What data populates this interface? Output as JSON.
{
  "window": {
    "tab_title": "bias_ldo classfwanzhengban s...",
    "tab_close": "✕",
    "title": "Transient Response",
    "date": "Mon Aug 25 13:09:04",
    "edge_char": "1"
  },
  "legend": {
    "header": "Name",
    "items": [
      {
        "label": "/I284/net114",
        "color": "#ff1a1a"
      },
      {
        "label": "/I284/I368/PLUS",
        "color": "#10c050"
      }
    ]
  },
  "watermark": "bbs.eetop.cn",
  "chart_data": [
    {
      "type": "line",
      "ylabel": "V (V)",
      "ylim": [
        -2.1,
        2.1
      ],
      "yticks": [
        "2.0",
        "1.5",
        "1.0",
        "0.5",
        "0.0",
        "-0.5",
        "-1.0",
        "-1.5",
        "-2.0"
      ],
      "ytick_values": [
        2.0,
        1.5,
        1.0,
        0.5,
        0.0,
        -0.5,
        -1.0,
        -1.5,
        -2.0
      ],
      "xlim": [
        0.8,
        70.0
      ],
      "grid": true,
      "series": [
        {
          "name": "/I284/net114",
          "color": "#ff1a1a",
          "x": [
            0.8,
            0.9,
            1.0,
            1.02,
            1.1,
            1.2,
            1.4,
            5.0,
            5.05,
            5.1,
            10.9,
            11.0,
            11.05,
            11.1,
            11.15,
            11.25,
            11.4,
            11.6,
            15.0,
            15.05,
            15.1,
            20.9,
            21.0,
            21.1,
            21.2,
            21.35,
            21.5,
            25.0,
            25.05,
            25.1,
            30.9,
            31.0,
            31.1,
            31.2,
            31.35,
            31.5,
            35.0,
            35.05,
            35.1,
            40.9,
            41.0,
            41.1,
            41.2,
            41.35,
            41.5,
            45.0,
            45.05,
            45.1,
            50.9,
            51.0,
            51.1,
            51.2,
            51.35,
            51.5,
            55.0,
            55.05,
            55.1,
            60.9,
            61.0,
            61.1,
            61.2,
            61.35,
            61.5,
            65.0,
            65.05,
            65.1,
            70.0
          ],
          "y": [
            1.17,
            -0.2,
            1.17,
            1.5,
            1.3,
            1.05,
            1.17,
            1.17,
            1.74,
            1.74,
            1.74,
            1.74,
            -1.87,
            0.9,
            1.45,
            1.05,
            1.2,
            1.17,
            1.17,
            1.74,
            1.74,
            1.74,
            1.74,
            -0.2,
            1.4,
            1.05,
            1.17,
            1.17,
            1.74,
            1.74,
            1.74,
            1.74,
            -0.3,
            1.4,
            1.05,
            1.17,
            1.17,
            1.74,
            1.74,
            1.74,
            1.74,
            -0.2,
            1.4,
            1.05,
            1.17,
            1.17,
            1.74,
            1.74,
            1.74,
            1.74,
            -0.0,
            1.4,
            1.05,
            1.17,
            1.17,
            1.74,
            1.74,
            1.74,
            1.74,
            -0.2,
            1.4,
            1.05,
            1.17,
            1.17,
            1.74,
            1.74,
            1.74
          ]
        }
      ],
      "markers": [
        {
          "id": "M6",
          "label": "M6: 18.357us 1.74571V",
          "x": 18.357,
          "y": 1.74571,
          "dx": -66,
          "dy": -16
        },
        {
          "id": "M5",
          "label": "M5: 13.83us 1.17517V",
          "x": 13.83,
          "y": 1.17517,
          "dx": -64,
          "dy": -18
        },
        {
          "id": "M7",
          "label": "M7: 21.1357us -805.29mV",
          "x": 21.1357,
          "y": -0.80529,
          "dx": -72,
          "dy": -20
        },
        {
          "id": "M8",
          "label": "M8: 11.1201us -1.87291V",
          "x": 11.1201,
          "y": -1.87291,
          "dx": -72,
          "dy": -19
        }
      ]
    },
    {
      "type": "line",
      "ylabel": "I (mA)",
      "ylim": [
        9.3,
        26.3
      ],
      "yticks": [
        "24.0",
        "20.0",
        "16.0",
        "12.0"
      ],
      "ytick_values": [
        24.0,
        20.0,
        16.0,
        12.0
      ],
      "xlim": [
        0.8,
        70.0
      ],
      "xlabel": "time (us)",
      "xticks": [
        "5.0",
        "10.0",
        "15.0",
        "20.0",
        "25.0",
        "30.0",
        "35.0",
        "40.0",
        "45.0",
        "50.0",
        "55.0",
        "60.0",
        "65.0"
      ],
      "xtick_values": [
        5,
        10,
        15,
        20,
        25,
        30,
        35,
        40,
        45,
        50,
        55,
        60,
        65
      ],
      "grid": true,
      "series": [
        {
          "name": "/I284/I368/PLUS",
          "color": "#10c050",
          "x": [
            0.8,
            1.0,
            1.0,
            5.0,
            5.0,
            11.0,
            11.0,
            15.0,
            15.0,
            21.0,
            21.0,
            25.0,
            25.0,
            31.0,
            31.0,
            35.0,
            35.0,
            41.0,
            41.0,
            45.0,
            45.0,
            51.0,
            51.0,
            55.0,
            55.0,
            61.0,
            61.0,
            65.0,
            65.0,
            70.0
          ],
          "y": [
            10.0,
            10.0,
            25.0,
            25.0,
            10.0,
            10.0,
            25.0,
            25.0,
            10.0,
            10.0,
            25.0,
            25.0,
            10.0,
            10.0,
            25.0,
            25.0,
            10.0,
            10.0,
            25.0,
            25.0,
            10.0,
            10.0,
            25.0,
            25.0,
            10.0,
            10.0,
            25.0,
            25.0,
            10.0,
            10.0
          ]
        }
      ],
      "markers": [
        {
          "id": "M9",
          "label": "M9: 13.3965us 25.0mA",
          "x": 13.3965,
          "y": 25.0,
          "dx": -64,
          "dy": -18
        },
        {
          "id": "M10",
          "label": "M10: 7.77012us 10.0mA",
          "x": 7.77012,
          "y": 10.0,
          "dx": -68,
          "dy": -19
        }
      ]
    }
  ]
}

-------------------------

TASK OBJECTIVE: Above are some records; repeat all of them exactly.

CORRECT ANSWER:
What data populates this interface? Output as JSON.
{
  "window": {
    "tab_title": "bias_ldo classfwanzhengban s...",
    "tab_close": "✕",
    "title": "Transient Response",
    "date": "Mon Aug 25 13:09:04",
    "edge_char": "1"
  },
  "legend": {
    "header": "Name",
    "items": [
      {
        "label": "/I284/net114",
        "color": "#ff1a1a"
      },
      {
        "label": "/I284/I368/PLUS",
        "color": "#10c050"
      }
    ]
  },
  "watermark": "bbs.eetop.cn",
  "chart_data": [
    {
      "type": "line",
      "ylabel": "V (V)",
      "ylim": [
        -2.1,
        2.1
      ],
      "yticks": [
        "2.0",
        "1.5",
        "1.0",
        "0.5",
        "0.0",
        "-0.5",
        "-1.0",
        "-1.5",
        "-2.0"
      ],
      "ytick_values": [
        2.0,
        1.5,
        1.0,
        0.5,
        0.0,
        -0.5,
        -1.0,
        -1.5,
        -2.0
      ],
      "xlim": [
        0.8,
        70.0
      ],
      "grid": true,
      "series": [
        {
          "name": "/I284/net114",
          "color": "#ff1a1a",
          "x": [
            0.8,
            0.9,
            1.0,
            1.02,
            1.1,
            1.2,
            1.4,
            5.0,
            5.05,
            5.1,
            10.9,
            11.0,
            11.05,
            11.1,
            11.15,
            11.25,
            11.4,
            11.6,
            15.0,
            15.05,
            15.1,
            20.9,
            21.0,
            21.1,
            21.2,
            21.35,
            21.5,
            25.0,
            25.05,
            25.1,
            30.9,
            31.0,
            31.1,
            31.2,
            31.35,
            31.5,
            35.0,
            35.05,
            35.1,
            40.9,
            41.0,
            41.1,
            41.2,
            41.35,
            41.5,
            45.0,
            45.05,
            45.1,
            50.9,
            51.0,
            51.1,
            51.2,
            51.35,
            51.5,
            55.0,
            55.05,
            55.1,
            60.9,
            61.0,
            61.1,
            61.2,
            61.35,
            61.5,
            65.0,
            65.05,
            65.1,
            70.0
          ],
          "y": [
            1.17,
            -0.2,
            1.17,
            1.5,
            1.3,
            1.05,
            1.17,
            1.17,
            1.74,
            1.74,
            1.74,
            1.74,
            -1.87,
            0.9,
            1.45,
            1.05,
            1.2,
            1.17,
            1.17,
            1.74,
            1.74,
            1.74,
            1.74,
            -0.2,
            1.4,
            1.05,
            1.17,
            1.17,
            1.74,
            1.74,
            1.74,
            1.74,
            -0.3,
            1.4,
            1.05,
            1.17,
            1.17,
            1.74,
            1.74,
            1.74,
            1.74,
            -0.2,
            1.4,
            1.05,
            1.17,
            1.17,
            1.74,
            1.74,
            1.74,
            1.74,
            -0.0,
            1.4,
            1.05,
            1.17,
            1.17,
            1.74,
            1.74,
            1.74,
            1.74,
            -0.2,
            1.4,
            1.05,
            1.17,
            1.17,
            1.74,
            1.74,
            1.74
          ]
        }
      ],
      "markers": [
        {
          "id": "M6",
          "label": "M6: 18.357us 1.74571V",
          "x": 18.357,
          "y": 1.74571,
          "dx": -66,
          "dy": -16
        },
        {
          "id": "M5",
          "label": "M5: 13.83us 1.17517V",
          "x": 13.83,
          "y": 1.17517,
          "dx": -64,
          "dy": -18
        },
        {
          "id": "M7",
          "label": "M7: 21.1357us -805.29mV",
          "x": 21.1357,
          "y": -0.80529,
          "dx": -72,
          "dy": -20
        },
        {
          "id": "M8",
          "label": "M8: 11.1201us -1.87291V",
          "x": 11.1201,
          "y": -1.87291,
          "dx": -72,
          "dy": -19
        }
      ]
    },
    {
      "type": "line",
      "ylabel": "I (mA)",
      "ylim": [
        9.3,
        26.3
      ],
      "yticks": [
        "24.0",
        "20.0",
        "16.0",
        "12.0"
      ],
      "ytick_values": [
        24.0,
        20.0,
        16.0,
        12.0
      ],
      "xlim": [
        0.8,
        70.0
      ],
      "xlabel": "time (us)",
      "xticks": [
        "5.0",
        "10.0",
        "15.0",
        "20.0",
        "25.0",
        "30.0",
        "35.0",
        "40.0",
        "45.0",
        "50.0",
        "55.0",
        "60.0",
        "65.0"
      ],
      "xtick_values": [
        5,
        10,
        15,
        20,
        25,
        30,
        35,
        40,
        45,
        50,
        55,
        60,
        65
      ],
      "grid": true,
      "series": [
        {
          "name": "/I284/I368/PLUS",
          "color": "#10c050",
          "x": [
            0.8,
            1.0,
            1.0,
            5.0,
            5.0,
            11.0,
            11.0,
            15.0,
            15.0,
            21.0,
            21.0,
            25.0,
            25.0,
            31.0,
            31.0,
            35.0,
            35.0,
            41.0,
            41.0,
            45.0,
            45.0,
            51.0,
            51.0,
            55.0,
            55.0,
            61.0,
            61.0,
            65.0,
            65.0,
            70.0
          ],
          "y": [
            10.0,
            10.0,
            25.0,
            25.0,
            10.0,
            10.0,
            25.0,
            25.0,
            10.0,
            10.0,
            25.0,
            25.0,
            10.0,
            10.0,
            25.0,
            25.0,
            10.0,
            10.0,
            25.0,
            25.0,
            10.0,
            10.0,
            25.0,
            25.0,
            10.0,
            10.0,
            25.0,
            25.0,
            10.0,
            10.0
          ]
        }
      ],
      "markers": [
        {
          "id": "M9",
          "label": "M9: 13.3965us 25.0mA",
          "x": 13.3965,
          "y": 25.0,
          "dx": -64,
          "dy": -18
        },
        {
          "id": "M10",
          "label": "M10: 7.77012us 10.0mA",
          "x": 7.77012,
          "y": 10.0,
          "dx": -68,
          "dy": -19
        }
      ]
    }
  ]
}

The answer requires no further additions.